**YOUR OBJECTIVE:** In the material below, find every line with "Problem" and pull it out.

**DATA EXCERPTS:**
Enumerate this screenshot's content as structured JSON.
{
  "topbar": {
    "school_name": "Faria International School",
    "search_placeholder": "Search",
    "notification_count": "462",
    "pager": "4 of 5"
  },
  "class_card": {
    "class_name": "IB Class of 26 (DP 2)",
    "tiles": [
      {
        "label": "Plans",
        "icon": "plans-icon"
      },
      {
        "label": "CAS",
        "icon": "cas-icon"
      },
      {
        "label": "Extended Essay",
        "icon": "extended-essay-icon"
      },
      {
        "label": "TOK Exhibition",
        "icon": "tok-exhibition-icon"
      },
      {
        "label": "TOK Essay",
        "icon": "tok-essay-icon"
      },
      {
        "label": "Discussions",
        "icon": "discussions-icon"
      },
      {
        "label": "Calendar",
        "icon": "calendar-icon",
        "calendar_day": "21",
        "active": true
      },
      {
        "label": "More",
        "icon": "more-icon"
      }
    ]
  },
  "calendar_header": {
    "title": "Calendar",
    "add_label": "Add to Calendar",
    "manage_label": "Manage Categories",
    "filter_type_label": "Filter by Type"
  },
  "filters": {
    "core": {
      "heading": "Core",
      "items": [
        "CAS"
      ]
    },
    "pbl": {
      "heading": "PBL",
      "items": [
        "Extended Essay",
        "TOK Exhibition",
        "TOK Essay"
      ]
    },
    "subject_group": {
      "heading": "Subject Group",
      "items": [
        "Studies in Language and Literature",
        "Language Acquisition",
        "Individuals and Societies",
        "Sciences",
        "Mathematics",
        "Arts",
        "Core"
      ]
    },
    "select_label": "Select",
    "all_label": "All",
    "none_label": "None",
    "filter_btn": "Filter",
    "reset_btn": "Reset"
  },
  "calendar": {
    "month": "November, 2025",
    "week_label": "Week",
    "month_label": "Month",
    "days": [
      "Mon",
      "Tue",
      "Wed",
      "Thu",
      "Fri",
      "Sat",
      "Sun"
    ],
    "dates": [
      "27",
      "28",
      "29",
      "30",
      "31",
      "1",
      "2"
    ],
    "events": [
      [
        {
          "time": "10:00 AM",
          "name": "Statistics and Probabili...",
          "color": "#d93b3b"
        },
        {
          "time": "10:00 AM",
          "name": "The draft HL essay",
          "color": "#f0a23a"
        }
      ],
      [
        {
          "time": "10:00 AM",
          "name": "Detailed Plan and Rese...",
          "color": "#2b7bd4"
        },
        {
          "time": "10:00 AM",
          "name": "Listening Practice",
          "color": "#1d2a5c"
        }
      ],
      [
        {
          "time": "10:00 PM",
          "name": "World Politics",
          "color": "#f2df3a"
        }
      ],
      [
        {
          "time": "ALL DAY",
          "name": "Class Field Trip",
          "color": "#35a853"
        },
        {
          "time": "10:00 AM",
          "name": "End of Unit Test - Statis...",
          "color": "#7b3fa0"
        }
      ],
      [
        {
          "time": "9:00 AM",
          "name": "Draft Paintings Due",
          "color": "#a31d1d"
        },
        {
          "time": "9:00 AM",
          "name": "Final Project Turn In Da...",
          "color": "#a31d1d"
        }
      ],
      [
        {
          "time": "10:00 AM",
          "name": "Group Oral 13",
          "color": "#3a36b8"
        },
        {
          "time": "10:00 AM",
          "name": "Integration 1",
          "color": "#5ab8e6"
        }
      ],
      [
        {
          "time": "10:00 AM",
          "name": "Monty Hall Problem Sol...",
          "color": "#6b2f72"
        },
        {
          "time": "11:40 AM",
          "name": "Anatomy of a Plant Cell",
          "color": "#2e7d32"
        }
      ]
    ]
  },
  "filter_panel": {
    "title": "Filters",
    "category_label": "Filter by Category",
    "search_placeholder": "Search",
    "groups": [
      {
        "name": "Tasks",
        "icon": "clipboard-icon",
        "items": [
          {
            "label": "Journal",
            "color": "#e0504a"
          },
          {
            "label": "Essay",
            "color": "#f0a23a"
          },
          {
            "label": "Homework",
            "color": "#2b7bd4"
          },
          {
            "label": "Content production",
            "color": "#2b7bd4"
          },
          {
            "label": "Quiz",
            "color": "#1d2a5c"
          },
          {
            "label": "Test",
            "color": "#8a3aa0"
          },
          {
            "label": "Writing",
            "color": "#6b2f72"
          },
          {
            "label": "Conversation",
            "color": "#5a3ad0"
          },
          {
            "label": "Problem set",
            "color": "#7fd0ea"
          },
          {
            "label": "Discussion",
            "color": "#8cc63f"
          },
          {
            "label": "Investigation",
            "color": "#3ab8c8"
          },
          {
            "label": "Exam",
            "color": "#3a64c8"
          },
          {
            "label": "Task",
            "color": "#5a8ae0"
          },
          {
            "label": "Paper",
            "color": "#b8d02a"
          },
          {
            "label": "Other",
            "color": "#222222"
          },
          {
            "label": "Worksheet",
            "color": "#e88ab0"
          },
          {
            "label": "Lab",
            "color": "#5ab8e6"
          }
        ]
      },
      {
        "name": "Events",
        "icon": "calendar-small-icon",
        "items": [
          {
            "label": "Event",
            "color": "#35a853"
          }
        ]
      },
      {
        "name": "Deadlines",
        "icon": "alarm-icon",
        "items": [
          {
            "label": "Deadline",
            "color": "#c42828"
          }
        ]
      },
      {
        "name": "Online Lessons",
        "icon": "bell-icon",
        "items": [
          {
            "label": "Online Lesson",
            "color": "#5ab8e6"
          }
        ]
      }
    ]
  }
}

**RESPONSE TO THE TASK:**
          "name": "Monty Hall Problem Sol...",
            "label": "Problem set",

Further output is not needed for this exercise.